▶ **GIVEN TASK**: Give back each entry unchanged, minus pictures.

-- START TASK INPUT --

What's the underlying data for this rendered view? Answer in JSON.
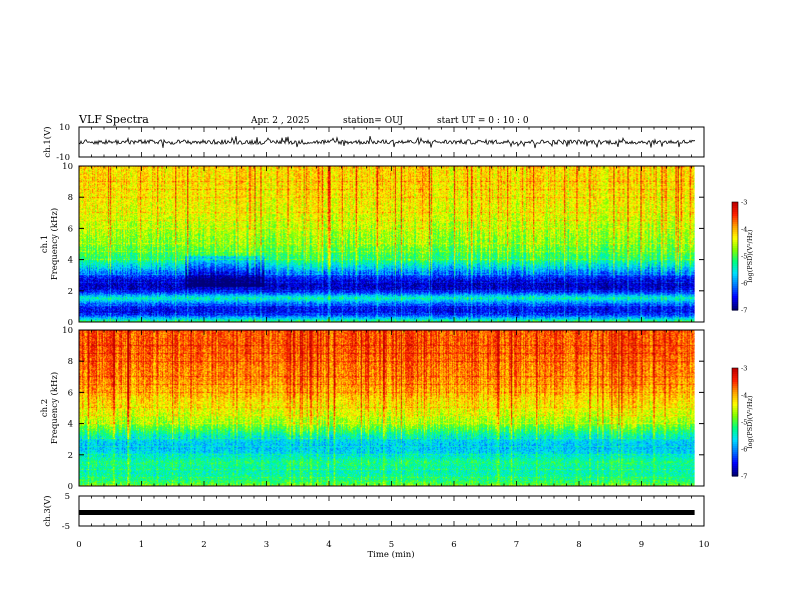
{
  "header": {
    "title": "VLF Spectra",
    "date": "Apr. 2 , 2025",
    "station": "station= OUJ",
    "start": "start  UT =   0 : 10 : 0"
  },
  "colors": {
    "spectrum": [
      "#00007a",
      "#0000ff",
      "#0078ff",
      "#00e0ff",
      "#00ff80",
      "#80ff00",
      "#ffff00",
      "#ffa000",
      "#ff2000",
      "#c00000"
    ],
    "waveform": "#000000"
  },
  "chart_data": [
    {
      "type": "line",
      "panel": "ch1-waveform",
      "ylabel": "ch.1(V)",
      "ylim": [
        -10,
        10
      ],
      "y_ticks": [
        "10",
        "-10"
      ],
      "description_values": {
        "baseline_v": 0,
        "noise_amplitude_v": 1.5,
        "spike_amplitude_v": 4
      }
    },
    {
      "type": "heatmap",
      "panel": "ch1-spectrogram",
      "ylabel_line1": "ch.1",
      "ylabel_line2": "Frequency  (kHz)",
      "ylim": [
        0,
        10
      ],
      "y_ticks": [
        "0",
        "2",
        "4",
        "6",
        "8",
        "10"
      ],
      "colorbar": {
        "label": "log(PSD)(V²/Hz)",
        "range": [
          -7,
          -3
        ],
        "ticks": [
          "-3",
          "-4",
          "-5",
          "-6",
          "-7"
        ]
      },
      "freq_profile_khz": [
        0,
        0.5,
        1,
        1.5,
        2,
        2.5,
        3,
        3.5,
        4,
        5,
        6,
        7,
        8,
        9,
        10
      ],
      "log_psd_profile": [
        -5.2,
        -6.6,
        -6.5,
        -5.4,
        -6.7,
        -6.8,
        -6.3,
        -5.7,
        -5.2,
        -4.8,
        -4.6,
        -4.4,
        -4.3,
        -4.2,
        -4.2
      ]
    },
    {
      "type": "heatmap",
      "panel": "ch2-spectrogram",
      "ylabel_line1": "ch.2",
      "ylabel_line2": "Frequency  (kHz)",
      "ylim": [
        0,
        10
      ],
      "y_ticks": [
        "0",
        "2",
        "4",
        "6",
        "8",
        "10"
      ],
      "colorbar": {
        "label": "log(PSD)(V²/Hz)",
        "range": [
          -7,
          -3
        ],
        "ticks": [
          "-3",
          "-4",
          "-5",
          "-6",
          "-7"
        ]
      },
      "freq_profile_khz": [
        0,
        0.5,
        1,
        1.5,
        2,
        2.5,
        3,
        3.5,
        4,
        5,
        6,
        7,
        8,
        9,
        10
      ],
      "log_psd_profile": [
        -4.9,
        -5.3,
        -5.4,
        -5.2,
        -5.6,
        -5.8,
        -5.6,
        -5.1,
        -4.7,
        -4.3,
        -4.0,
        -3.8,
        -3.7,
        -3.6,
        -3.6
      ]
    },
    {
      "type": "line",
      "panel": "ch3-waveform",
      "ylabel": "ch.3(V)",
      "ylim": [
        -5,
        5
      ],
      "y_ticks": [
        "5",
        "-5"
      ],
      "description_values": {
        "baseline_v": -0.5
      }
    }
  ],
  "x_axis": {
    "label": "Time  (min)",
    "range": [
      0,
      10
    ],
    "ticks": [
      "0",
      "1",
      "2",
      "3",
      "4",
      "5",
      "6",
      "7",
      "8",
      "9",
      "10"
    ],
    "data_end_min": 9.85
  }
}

-- END TASK INPUT --

▶ **WRITTEN ANSWER**:
What's the underlying data for this rendered view? Answer in JSON.
{
  "header": {
    "title": "VLF Spectra",
    "date": "Apr. 2 , 2025",
    "station": "station= OUJ",
    "start": "start  UT =   0 : 10 : 0"
  },
  "colors": {
    "spectrum": [
      "#00007a",
      "#0000ff",
      "#0078ff",
      "#00e0ff",
      "#00ff80",
      "#80ff00",
      "#ffff00",
      "#ffa000",
      "#ff2000",
      "#c00000"
    ],
    "waveform": "#000000"
  },
  "chart_data": [
    {
      "type": "line",
      "panel": "ch1-waveform",
      "ylabel": "ch.1(V)",
      "ylim": [
        -10,
        10
      ],
      "y_ticks": [
        "10",
        "-10"
      ],
      "description_values": {
        "baseline_v": 0,
        "noise_amplitude_v": 1.5,
        "spike_amplitude_v": 4
      }
    },
    {
      "type": "heatmap",
      "panel": "ch1-spectrogram",
      "ylabel_line1": "ch.1",
      "ylabel_line2": "Frequency  (kHz)",
      "ylim": [
        0,
        10
      ],
      "y_ticks": [
        "0",
        "2",
        "4",
        "6",
        "8",
        "10"
      ],
      "colorbar": {
        "label": "log(PSD)(V²/Hz)",
        "range": [
          -7,
          -3
        ],
        "ticks": [
          "-3",
          "-4",
          "-5",
          "-6",
          "-7"
        ]
      },
      "freq_profile_khz": [
        0,
        0.5,
        1,
        1.5,
        2,
        2.5,
        3,
        3.5,
        4,
        5,
        6,
        7,
        8,
        9,
        10
      ],
      "log_psd_profile": [
        -5.2,
        -6.6,
        -6.5,
        -5.4,
        -6.7,
        -6.8,
        -6.3,
        -5.7,
        -5.2,
        -4.8,
        -4.6,
        -4.4,
        -4.3,
        -4.2,
        -4.2
      ]
    },
    {
      "type": "heatmap",
      "panel": "ch2-spectrogram",
      "ylabel_line1": "ch.2",
      "ylabel_line2": "Frequency  (kHz)",
      "ylim": [
        0,
        10
      ],
      "y_ticks": [
        "0",
        "2",
        "4",
        "6",
        "8",
        "10"
      ],
      "colorbar": {
        "label": "log(PSD)(V²/Hz)",
        "range": [
          -7,
          -3
        ],
        "ticks": [
          "-3",
          "-4",
          "-5",
          "-6",
          "-7"
        ]
      },
      "freq_profile_khz": [
        0,
        0.5,
        1,
        1.5,
        2,
        2.5,
        3,
        3.5,
        4,
        5,
        6,
        7,
        8,
        9,
        10
      ],
      "log_psd_profile": [
        -4.9,
        -5.3,
        -5.4,
        -5.2,
        -5.6,
        -5.8,
        -5.6,
        -5.1,
        -4.7,
        -4.3,
        -4.0,
        -3.8,
        -3.7,
        -3.6,
        -3.6
      ]
    },
    {
      "type": "line",
      "panel": "ch3-waveform",
      "ylabel": "ch.3(V)",
      "ylim": [
        -5,
        5
      ],
      "y_ticks": [
        "5",
        "-5"
      ],
      "description_values": {
        "baseline_v": -0.5
      }
    }
  ],
  "x_axis": {
    "label": "Time  (min)",
    "range": [
      0,
      10
    ],
    "ticks": [
      "0",
      "1",
      "2",
      "3",
      "4",
      "5",
      "6",
      "7",
      "8",
      "9",
      "10"
    ],
    "data_end_min": 9.85
  }
}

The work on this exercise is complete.